Exercise directions
Write out the records that appear below, verbatim and complete, but without pictures.
— START —
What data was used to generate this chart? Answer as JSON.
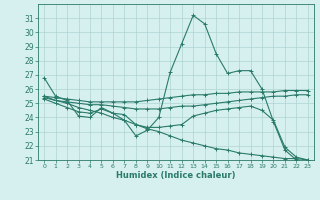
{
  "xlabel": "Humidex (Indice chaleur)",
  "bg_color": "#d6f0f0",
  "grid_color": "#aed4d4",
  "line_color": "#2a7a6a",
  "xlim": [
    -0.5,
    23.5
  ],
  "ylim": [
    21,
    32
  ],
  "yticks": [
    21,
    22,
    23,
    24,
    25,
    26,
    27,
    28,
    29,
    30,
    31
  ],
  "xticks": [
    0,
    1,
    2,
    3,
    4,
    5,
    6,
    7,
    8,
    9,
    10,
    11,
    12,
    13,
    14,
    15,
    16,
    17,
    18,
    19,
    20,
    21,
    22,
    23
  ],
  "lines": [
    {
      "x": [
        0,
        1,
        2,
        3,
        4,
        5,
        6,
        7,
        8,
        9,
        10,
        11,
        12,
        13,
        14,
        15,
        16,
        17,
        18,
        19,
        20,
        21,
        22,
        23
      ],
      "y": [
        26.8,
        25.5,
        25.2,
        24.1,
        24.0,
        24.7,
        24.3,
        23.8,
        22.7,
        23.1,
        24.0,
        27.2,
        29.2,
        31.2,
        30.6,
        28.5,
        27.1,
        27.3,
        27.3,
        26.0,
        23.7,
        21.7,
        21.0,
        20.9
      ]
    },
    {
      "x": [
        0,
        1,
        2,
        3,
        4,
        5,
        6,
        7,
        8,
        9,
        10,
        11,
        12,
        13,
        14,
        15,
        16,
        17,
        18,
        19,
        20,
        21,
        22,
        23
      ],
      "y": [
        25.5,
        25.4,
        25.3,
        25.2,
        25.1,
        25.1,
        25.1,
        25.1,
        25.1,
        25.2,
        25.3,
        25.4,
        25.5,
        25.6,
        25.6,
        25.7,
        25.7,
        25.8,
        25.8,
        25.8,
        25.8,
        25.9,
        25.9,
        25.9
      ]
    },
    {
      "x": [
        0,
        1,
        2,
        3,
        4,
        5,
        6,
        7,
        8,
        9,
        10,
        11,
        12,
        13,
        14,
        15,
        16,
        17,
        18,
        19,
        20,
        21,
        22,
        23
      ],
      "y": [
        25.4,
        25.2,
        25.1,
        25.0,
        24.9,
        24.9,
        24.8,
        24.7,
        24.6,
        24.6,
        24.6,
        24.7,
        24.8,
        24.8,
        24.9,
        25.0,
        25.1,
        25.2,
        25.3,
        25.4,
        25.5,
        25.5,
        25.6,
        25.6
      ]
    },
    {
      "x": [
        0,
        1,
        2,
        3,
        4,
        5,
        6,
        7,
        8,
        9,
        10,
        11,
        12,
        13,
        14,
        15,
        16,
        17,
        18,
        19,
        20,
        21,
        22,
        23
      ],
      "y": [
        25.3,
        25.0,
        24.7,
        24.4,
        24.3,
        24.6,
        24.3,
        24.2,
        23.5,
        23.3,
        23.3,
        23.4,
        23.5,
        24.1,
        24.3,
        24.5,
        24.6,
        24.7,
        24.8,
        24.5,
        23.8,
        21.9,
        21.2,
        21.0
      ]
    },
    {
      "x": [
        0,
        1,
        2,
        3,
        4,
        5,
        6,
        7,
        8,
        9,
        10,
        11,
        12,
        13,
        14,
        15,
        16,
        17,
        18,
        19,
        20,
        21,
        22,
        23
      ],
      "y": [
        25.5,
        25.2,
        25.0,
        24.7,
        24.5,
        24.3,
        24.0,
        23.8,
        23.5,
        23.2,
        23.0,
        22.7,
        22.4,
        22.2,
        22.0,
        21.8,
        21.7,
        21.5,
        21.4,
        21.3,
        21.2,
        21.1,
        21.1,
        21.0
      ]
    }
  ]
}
— END —
Answer to this exercise
What data was used to generate this chart? Answer as JSON.
{
  "xlabel": "Humidex (Indice chaleur)",
  "bg_color": "#d6f0f0",
  "grid_color": "#aed4d4",
  "line_color": "#2a7a6a",
  "xlim": [
    -0.5,
    23.5
  ],
  "ylim": [
    21,
    32
  ],
  "yticks": [
    21,
    22,
    23,
    24,
    25,
    26,
    27,
    28,
    29,
    30,
    31
  ],
  "xticks": [
    0,
    1,
    2,
    3,
    4,
    5,
    6,
    7,
    8,
    9,
    10,
    11,
    12,
    13,
    14,
    15,
    16,
    17,
    18,
    19,
    20,
    21,
    22,
    23
  ],
  "lines": [
    {
      "x": [
        0,
        1,
        2,
        3,
        4,
        5,
        6,
        7,
        8,
        9,
        10,
        11,
        12,
        13,
        14,
        15,
        16,
        17,
        18,
        19,
        20,
        21,
        22,
        23
      ],
      "y": [
        26.8,
        25.5,
        25.2,
        24.1,
        24.0,
        24.7,
        24.3,
        23.8,
        22.7,
        23.1,
        24.0,
        27.2,
        29.2,
        31.2,
        30.6,
        28.5,
        27.1,
        27.3,
        27.3,
        26.0,
        23.7,
        21.7,
        21.0,
        20.9
      ]
    },
    {
      "x": [
        0,
        1,
        2,
        3,
        4,
        5,
        6,
        7,
        8,
        9,
        10,
        11,
        12,
        13,
        14,
        15,
        16,
        17,
        18,
        19,
        20,
        21,
        22,
        23
      ],
      "y": [
        25.5,
        25.4,
        25.3,
        25.2,
        25.1,
        25.1,
        25.1,
        25.1,
        25.1,
        25.2,
        25.3,
        25.4,
        25.5,
        25.6,
        25.6,
        25.7,
        25.7,
        25.8,
        25.8,
        25.8,
        25.8,
        25.9,
        25.9,
        25.9
      ]
    },
    {
      "x": [
        0,
        1,
        2,
        3,
        4,
        5,
        6,
        7,
        8,
        9,
        10,
        11,
        12,
        13,
        14,
        15,
        16,
        17,
        18,
        19,
        20,
        21,
        22,
        23
      ],
      "y": [
        25.4,
        25.2,
        25.1,
        25.0,
        24.9,
        24.9,
        24.8,
        24.7,
        24.6,
        24.6,
        24.6,
        24.7,
        24.8,
        24.8,
        24.9,
        25.0,
        25.1,
        25.2,
        25.3,
        25.4,
        25.5,
        25.5,
        25.6,
        25.6
      ]
    },
    {
      "x": [
        0,
        1,
        2,
        3,
        4,
        5,
        6,
        7,
        8,
        9,
        10,
        11,
        12,
        13,
        14,
        15,
        16,
        17,
        18,
        19,
        20,
        21,
        22,
        23
      ],
      "y": [
        25.3,
        25.0,
        24.7,
        24.4,
        24.3,
        24.6,
        24.3,
        24.2,
        23.5,
        23.3,
        23.3,
        23.4,
        23.5,
        24.1,
        24.3,
        24.5,
        24.6,
        24.7,
        24.8,
        24.5,
        23.8,
        21.9,
        21.2,
        21.0
      ]
    },
    {
      "x": [
        0,
        1,
        2,
        3,
        4,
        5,
        6,
        7,
        8,
        9,
        10,
        11,
        12,
        13,
        14,
        15,
        16,
        17,
        18,
        19,
        20,
        21,
        22,
        23
      ],
      "y": [
        25.5,
        25.2,
        25.0,
        24.7,
        24.5,
        24.3,
        24.0,
        23.8,
        23.5,
        23.2,
        23.0,
        22.7,
        22.4,
        22.2,
        22.0,
        21.8,
        21.7,
        21.5,
        21.4,
        21.3,
        21.2,
        21.1,
        21.1,
        21.0
      ]
    }
  ]
}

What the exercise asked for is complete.